Aim of the task: List all the lines in these records that hold "museum".
:: Information supplied ::
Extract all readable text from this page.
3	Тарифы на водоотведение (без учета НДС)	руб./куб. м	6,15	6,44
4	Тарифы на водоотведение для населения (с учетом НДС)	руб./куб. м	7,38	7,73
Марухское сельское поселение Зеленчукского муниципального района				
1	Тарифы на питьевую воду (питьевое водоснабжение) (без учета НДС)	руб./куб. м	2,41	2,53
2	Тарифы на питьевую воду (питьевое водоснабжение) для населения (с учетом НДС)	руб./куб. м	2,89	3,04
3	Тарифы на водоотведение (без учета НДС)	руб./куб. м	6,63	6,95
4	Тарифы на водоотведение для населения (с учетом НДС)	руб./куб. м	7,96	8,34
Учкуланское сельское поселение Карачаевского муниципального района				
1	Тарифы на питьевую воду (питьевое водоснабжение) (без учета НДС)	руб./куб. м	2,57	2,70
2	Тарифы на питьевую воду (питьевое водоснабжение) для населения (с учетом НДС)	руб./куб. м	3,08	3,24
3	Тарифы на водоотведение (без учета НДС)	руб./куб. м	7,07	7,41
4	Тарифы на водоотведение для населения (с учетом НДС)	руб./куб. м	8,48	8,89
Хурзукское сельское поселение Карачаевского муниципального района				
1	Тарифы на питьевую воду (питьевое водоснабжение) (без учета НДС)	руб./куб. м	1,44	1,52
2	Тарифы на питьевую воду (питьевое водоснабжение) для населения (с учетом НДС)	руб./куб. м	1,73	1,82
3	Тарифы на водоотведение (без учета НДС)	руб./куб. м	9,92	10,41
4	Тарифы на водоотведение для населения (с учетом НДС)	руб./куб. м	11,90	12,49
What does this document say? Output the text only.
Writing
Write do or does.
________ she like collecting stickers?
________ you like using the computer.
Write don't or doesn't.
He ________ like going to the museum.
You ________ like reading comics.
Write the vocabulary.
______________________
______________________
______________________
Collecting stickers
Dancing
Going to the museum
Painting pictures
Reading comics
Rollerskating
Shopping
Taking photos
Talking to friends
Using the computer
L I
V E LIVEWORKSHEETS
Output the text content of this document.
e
:::
Solution:
He ________ like going to the museum.
Going to the museum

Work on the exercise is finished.